→ Supplied material
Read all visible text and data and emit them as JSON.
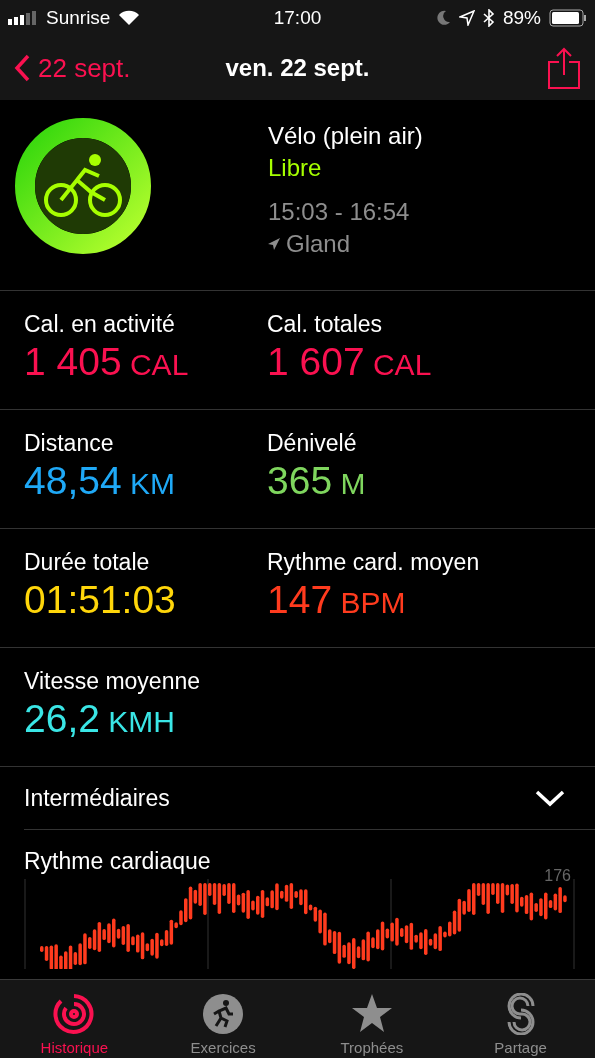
{
  "status_bar": {
    "carrier": "Sunrise",
    "time": "17:00",
    "battery": "89%"
  },
  "nav": {
    "back": "22 sept.",
    "title": "ven. 22 sept."
  },
  "workout": {
    "name": "Vélo (plein air)",
    "type": "Libre",
    "time_range": "15:03 - 16:54",
    "location": "Gland"
  },
  "metric_rows": [
    [
      {
        "label": "Cal. en activité",
        "value": "1 405",
        "unit": "CAL",
        "color": "#fa1150"
      },
      {
        "label": "Cal. totales",
        "value": "1 607",
        "unit": "CAL",
        "color": "#fa1150"
      }
    ],
    [
      {
        "label": "Distance",
        "value": "48,54",
        "unit": "KM",
        "color": "#1fa9f7"
      },
      {
        "label": "Dénivelé",
        "value": "365",
        "unit": "M",
        "color": "#7fd65e"
      }
    ],
    [
      {
        "label": "Durée totale",
        "value": "01:51:03",
        "color": "#ffd60a"
      },
      {
        "label": "Rythme card. moyen",
        "value": "147",
        "unit": "BPM",
        "color": "#ff3b1e"
      }
    ],
    [
      {
        "label": "Vitesse moyenne",
        "value": "26,2",
        "unit": "KMH",
        "color": "#3ae6e6"
      }
    ]
  ],
  "splits": {
    "label": "Intermédiaires",
    "expanded": false
  },
  "heart_rate": {
    "title": "Rythme cardiaque",
    "max_label": "176"
  },
  "tabs": [
    {
      "label": "Historique",
      "selected": true
    },
    {
      "label": "Exercices",
      "selected": false
    },
    {
      "label": "Trophées",
      "selected": false
    },
    {
      "label": "Partage",
      "selected": false
    }
  ]
}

→ Written exercise
Copy each line of the data above that holds "color".

→ Answer to this problem
        "color": "#fa1150"
        "color": "#fa1150"
        "color": "#1fa9f7"
        "color": "#7fd65e"
        "color": "#ffd60a"
        "color": "#ff3b1e"
        "color": "#3ae6e6"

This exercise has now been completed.